== Reading text ==
RayPipeline fails with two Retrievers + Reader pipeline
Describe the bug
The RayPipeline fails with two Retrievers (like BM25&Embedding Retriever or two BM25 Retrievers, etc) + Reader pipeline. It seems the RayPipeline was never tested for parallel nodes (eg BM25Retriever and EmbeddingRetriever nodes needs to join their results to hand those over to the Reader node)
Error message
File ~/test-ray-haystack/haystack/pipelines/ray.py:271, in RayPipeline.run(self, query, file_paths, labels, documents, meta, params)
--> 266 output = self.graph.nodes[n_id]["component"].run(**input_dict)
267 inputs_for_join_node["inputs"].append(output)
268 input_dict = inputs_for_join_node
TypeError: 'RayServeSyncHandle' object is not callable
Expected behavior
The RayPipeline should work with any and all Haystack Pipelines, including parallel nodes.

[Page layout parsing data]

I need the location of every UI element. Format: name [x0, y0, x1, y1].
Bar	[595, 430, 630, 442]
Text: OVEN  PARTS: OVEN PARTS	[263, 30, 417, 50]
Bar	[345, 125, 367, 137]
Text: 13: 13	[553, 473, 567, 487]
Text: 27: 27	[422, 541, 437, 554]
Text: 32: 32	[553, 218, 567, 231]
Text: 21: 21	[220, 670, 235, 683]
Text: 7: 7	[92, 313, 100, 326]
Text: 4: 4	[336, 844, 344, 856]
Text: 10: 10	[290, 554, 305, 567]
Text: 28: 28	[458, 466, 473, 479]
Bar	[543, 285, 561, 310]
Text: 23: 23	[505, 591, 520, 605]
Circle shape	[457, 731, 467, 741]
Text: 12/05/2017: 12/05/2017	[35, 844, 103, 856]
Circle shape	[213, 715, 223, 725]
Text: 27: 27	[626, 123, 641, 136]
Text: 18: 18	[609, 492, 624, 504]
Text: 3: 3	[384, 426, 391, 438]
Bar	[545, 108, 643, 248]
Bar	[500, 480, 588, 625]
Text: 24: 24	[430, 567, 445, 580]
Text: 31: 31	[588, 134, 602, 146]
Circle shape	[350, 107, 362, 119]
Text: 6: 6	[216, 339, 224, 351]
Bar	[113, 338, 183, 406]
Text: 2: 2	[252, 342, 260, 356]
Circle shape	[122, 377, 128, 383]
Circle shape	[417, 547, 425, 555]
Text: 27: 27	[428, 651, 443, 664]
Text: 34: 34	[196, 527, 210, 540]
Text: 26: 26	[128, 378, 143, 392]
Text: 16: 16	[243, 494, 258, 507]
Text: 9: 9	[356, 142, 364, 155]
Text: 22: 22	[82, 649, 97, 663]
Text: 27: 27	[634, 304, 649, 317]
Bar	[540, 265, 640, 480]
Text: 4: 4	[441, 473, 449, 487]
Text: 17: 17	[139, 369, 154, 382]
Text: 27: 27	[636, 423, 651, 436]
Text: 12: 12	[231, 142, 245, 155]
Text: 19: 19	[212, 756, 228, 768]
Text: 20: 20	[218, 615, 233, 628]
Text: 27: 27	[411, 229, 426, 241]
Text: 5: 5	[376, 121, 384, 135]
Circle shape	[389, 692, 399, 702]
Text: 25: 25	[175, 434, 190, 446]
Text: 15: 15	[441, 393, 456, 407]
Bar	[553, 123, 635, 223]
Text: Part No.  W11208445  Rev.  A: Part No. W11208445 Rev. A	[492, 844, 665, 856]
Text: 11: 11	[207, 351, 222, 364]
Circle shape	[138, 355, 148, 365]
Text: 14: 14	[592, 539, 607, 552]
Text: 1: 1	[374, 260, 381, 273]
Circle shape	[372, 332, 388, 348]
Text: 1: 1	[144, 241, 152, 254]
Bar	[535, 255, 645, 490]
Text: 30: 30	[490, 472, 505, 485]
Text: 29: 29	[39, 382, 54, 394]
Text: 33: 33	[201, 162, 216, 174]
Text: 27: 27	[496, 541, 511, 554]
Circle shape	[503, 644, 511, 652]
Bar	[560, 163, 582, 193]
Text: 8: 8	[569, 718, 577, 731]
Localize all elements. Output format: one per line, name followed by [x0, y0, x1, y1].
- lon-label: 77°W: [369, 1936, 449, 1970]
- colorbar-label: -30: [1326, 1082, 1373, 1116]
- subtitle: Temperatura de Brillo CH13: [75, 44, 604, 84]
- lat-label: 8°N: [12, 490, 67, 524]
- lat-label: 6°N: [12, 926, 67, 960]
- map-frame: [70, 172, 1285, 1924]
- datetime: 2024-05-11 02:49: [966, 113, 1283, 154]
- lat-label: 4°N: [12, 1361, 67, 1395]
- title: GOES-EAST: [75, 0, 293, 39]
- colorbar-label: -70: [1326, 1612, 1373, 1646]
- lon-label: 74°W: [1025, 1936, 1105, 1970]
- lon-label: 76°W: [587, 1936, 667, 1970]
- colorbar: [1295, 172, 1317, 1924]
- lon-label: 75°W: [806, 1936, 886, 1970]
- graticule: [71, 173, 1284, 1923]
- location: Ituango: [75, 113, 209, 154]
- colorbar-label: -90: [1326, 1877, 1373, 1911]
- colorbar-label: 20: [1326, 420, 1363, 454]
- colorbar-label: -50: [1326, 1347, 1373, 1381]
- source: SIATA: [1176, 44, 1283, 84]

== Questions on the material ==
(1) Using the bug report, decide whether each statement agrees with it: (a) the failure also happens with two BM25 Retrievers plus a Reader; (b) the error raised is a KeyError; (c) the RayPipeline is expected to work only with nodes that run one after another. Answer yes or no for each and quote the deciding words.
(2) According to the error message in the bug report, which object is not callable?

== Solution list ==
(1)
(a) Yes: "two Retrievers (like BM25&Embedding Retriever or two BM25 Retrievers, etc) + Reader pipeline"
(b) No: "TypeError: 'RayServeSyncHandle' object is not callable"
(c) No: "The RayPipeline should work with any and all Haystack Pipelines, including parallel nodes."

(2) A 'RayServeSyncHandle' object.